# Required work
Hunt for the word "EURCHF" across the entries below, copying each line that holds it.

*-*-*

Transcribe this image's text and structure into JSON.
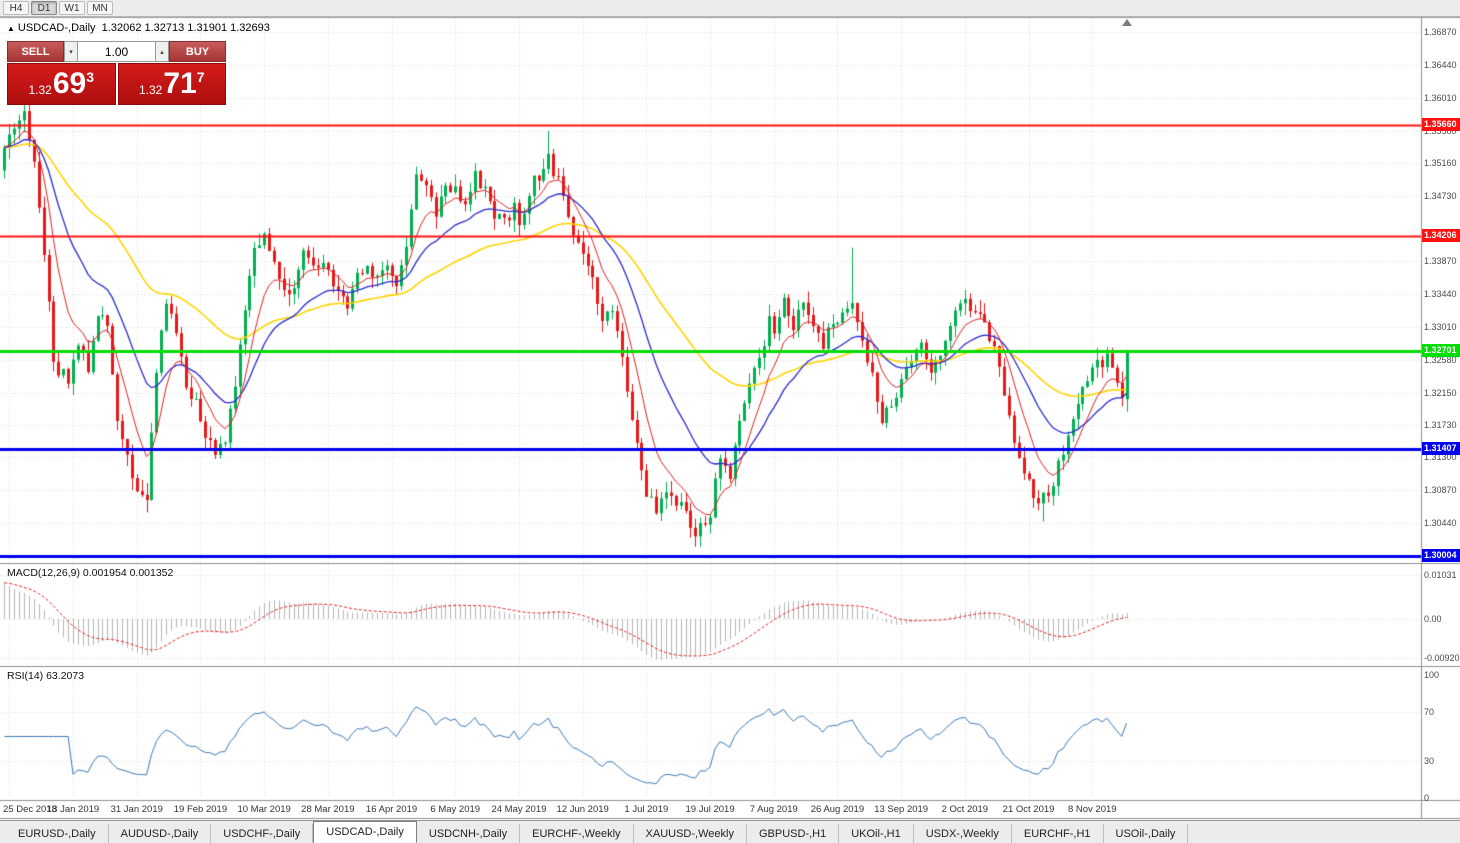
{
  "toolbar": {
    "timeframes": [
      {
        "label": "H4",
        "active": false
      },
      {
        "label": "D1",
        "active": true
      },
      {
        "label": "W1",
        "active": false
      },
      {
        "label": "MN",
        "active": false
      }
    ]
  },
  "chart_header": {
    "collapse_icon": "▲",
    "symbol": "USDCAD-,Daily",
    "ohlc": "1.32062 1.32713 1.31901 1.32693"
  },
  "trade_panel": {
    "sell_label": "SELL",
    "buy_label": "BUY",
    "volume": "1.00",
    "step_down_icon": "▾",
    "step_up_icon": "▴",
    "sell_price": {
      "prefix": "1.32",
      "big": "69",
      "sup": "3"
    },
    "buy_price": {
      "prefix": "1.32",
      "big": "71",
      "sup": "7"
    }
  },
  "indicators": {
    "macd_label": "MACD(12,26,9) 0.001954 0.001352",
    "rsi_label": "RSI(14) 63.2073"
  },
  "tabs": [
    {
      "label": "EURUSD-,Daily",
      "active": false
    },
    {
      "label": "AUDUSD-,Daily",
      "active": false
    },
    {
      "label": "USDCHF-,Daily",
      "active": false
    },
    {
      "label": "USDCAD-,Daily",
      "active": true
    },
    {
      "label": "USDCNH-,Daily",
      "active": false
    },
    {
      "label": "EURCHF-,Weekly",
      "active": false
    },
    {
      "label": "XAUUSD-,Weekly",
      "active": false
    },
    {
      "label": "GBPUSD-,H1",
      "active": false
    },
    {
      "label": "UKOil-,H1",
      "active": false
    },
    {
      "label": "USDX-,Weekly",
      "active": false
    },
    {
      "label": "EURCHF-,H1",
      "active": false
    },
    {
      "label": "USOil-,Daily",
      "active": false
    }
  ],
  "colors": {
    "up": "#00b050",
    "down": "#e61919",
    "ma_fast": "#dd2222",
    "ma_mid": "#2b2bd0",
    "ma_slow": "#ffd400",
    "grid": "#dcdcdc",
    "sep": "#8f8f8f",
    "hist": "#b5b5b5",
    "macd_signal": "#e32222",
    "rsi": "#3a78b5"
  },
  "chart_data": {
    "type": "candlestick",
    "symbol": "USDCAD-",
    "timeframe": "Daily",
    "ohlc_current": {
      "open": 1.32062,
      "high": 1.32713,
      "low": 1.31901,
      "close": 1.32693
    },
    "bars_visible": 230,
    "price_ticks": [
      "1.36870",
      "1.36440",
      "1.36010",
      "1.35580",
      "1.35160",
      "1.34730",
      "1.33870",
      "1.33440",
      "1.33010",
      "1.32580",
      "1.32150",
      "1.31730",
      "1.31300",
      "1.30870",
      "1.30440"
    ],
    "levels": [
      {
        "label": "1.35660",
        "price": 1.3566,
        "color": "#ff1111",
        "width": 2
      },
      {
        "label": "1.34206",
        "price": 1.34206,
        "color": "#ff1111",
        "width": 2
      },
      {
        "label": "1.32701",
        "price": 1.32701,
        "color": "#00dd00",
        "width": 3
      },
      {
        "label": "1.31407",
        "price": 1.31407,
        "color": "#0000ee",
        "width": 3
      },
      {
        "label": "1.30004",
        "price": 1.30004,
        "color": "#0000ee",
        "width": 3
      }
    ],
    "date_labels": [
      {
        "text": "25 Dec 2018",
        "bar": 1
      },
      {
        "text": "13 Jan 2019",
        "bar": 14
      },
      {
        "text": "31 Jan 2019",
        "bar": 27
      },
      {
        "text": "19 Feb 2019",
        "bar": 40
      },
      {
        "text": "10 Mar 2019",
        "bar": 53
      },
      {
        "text": "28 Mar 2019",
        "bar": 66
      },
      {
        "text": "16 Apr 2019",
        "bar": 79
      },
      {
        "text": "6 May 2019",
        "bar": 92
      },
      {
        "text": "24 May 2019",
        "bar": 105
      },
      {
        "text": "12 Jun 2019",
        "bar": 118
      },
      {
        "text": "1 Jul 2019",
        "bar": 131
      },
      {
        "text": "19 Jul 2019",
        "bar": 144
      },
      {
        "text": "7 Aug 2019",
        "bar": 157
      },
      {
        "text": "26 Aug 2019",
        "bar": 170
      },
      {
        "text": "13 Sep 2019",
        "bar": 183
      },
      {
        "text": "2 Oct 2019",
        "bar": 196
      },
      {
        "text": "21 Oct 2019",
        "bar": 209
      },
      {
        "text": "8 Nov 2019",
        "bar": 222
      }
    ],
    "close_keypoints": [
      [
        0,
        1.353
      ],
      [
        2,
        1.3565
      ],
      [
        4,
        1.3585
      ],
      [
        6,
        1.351
      ],
      [
        8,
        1.34
      ],
      [
        10,
        1.325
      ],
      [
        13,
        1.323
      ],
      [
        15,
        1.328
      ],
      [
        17,
        1.325
      ],
      [
        19,
        1.332
      ],
      [
        21,
        1.33
      ],
      [
        23,
        1.318
      ],
      [
        25,
        1.313
      ],
      [
        27,
        1.309
      ],
      [
        29,
        1.3075
      ],
      [
        31,
        1.325
      ],
      [
        33,
        1.333
      ],
      [
        35,
        1.329
      ],
      [
        37,
        1.322
      ],
      [
        39,
        1.32
      ],
      [
        41,
        1.316
      ],
      [
        43,
        1.313
      ],
      [
        45,
        1.315
      ],
      [
        47,
        1.322
      ],
      [
        49,
        1.332
      ],
      [
        51,
        1.34
      ],
      [
        53,
        1.343
      ],
      [
        55,
        1.338
      ],
      [
        57,
        1.334
      ],
      [
        59,
        1.336
      ],
      [
        61,
        1.34
      ],
      [
        63,
        1.338
      ],
      [
        66,
        1.338
      ],
      [
        68,
        1.334
      ],
      [
        70,
        1.333
      ],
      [
        72,
        1.337
      ],
      [
        74,
        1.339
      ],
      [
        76,
        1.336
      ],
      [
        78,
        1.338
      ],
      [
        80,
        1.336
      ],
      [
        82,
        1.34
      ],
      [
        84,
        1.35
      ],
      [
        86,
        1.348
      ],
      [
        88,
        1.345
      ],
      [
        90,
        1.348
      ],
      [
        92,
        1.349
      ],
      [
        94,
        1.346
      ],
      [
        96,
        1.35
      ],
      [
        98,
        1.348
      ],
      [
        100,
        1.345
      ],
      [
        102,
        1.344
      ],
      [
        104,
        1.346
      ],
      [
        105,
        1.343
      ],
      [
        107,
        1.348
      ],
      [
        109,
        1.35
      ],
      [
        111,
        1.352
      ],
      [
        113,
        1.349
      ],
      [
        115,
        1.344
      ],
      [
        118,
        1.34
      ],
      [
        120,
        1.336
      ],
      [
        122,
        1.331
      ],
      [
        124,
        1.333
      ],
      [
        126,
        1.327
      ],
      [
        128,
        1.318
      ],
      [
        130,
        1.311
      ],
      [
        131,
        1.308
      ],
      [
        133,
        1.306
      ],
      [
        135,
        1.309
      ],
      [
        137,
        1.307
      ],
      [
        139,
        1.306
      ],
      [
        141,
        1.303
      ],
      [
        143,
        1.3045
      ],
      [
        144,
        1.306
      ],
      [
        146,
        1.313
      ],
      [
        148,
        1.311
      ],
      [
        150,
        1.317
      ],
      [
        152,
        1.322
      ],
      [
        154,
        1.326
      ],
      [
        156,
        1.331
      ],
      [
        157,
        1.329
      ],
      [
        159,
        1.333
      ],
      [
        161,
        1.33
      ],
      [
        163,
        1.333
      ],
      [
        165,
        1.331
      ],
      [
        167,
        1.328
      ],
      [
        169,
        1.331
      ],
      [
        171,
        1.332
      ],
      [
        173,
        1.333
      ],
      [
        175,
        1.328
      ],
      [
        177,
        1.324
      ],
      [
        179,
        1.318
      ],
      [
        181,
        1.32
      ],
      [
        183,
        1.323
      ],
      [
        185,
        1.326
      ],
      [
        187,
        1.328
      ],
      [
        189,
        1.325
      ],
      [
        191,
        1.327
      ],
      [
        193,
        1.33
      ],
      [
        195,
        1.334
      ],
      [
        197,
        1.333
      ],
      [
        199,
        1.331
      ],
      [
        201,
        1.329
      ],
      [
        203,
        1.325
      ],
      [
        205,
        1.318
      ],
      [
        207,
        1.313
      ],
      [
        209,
        1.31
      ],
      [
        211,
        1.307
      ],
      [
        213,
        1.308
      ],
      [
        215,
        1.312
      ],
      [
        217,
        1.316
      ],
      [
        219,
        1.32
      ],
      [
        221,
        1.323
      ],
      [
        223,
        1.325
      ],
      [
        225,
        1.326
      ],
      [
        227,
        1.322
      ],
      [
        228,
        1.3205
      ],
      [
        229,
        1.32693
      ]
    ],
    "wick_overrides": [
      {
        "bar": 4,
        "high": 1.3593
      },
      {
        "bar": 29,
        "low": 1.3058
      },
      {
        "bar": 111,
        "high": 1.3558
      },
      {
        "bar": 141,
        "low": 1.3013
      },
      {
        "bar": 173,
        "high": 1.3405
      },
      {
        "bar": 212,
        "low": 1.3046
      }
    ],
    "moving_averages": [
      {
        "period": 55,
        "color": "#ffd400"
      },
      {
        "period": 21,
        "color": "#2b2bd0"
      },
      {
        "period": 8,
        "color": "#dd2222"
      }
    ],
    "macd": {
      "fast": 12,
      "slow": 26,
      "signal": 9,
      "value": 0.001954,
      "signal_value": 0.001352,
      "axis": [
        {
          "text": "0.01031",
          "v": 0.01031
        },
        {
          "text": "0.00",
          "v": 0
        },
        {
          "text": "-0.00920",
          "v": -0.0092
        }
      ]
    },
    "rsi": {
      "period": 14,
      "value": 63.2073,
      "axis": [
        {
          "text": "100",
          "v": 100
        },
        {
          "text": "70",
          "v": 70
        },
        {
          "text": "30",
          "v": 30
        },
        {
          "text": "0",
          "v": 0
        }
      ],
      "levels": [
        70,
        30
      ]
    }
  }
}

*-*-*

# Exercise result
      "label": "EURCHF-,Weekly",
      "label": "EURCHF-,H1",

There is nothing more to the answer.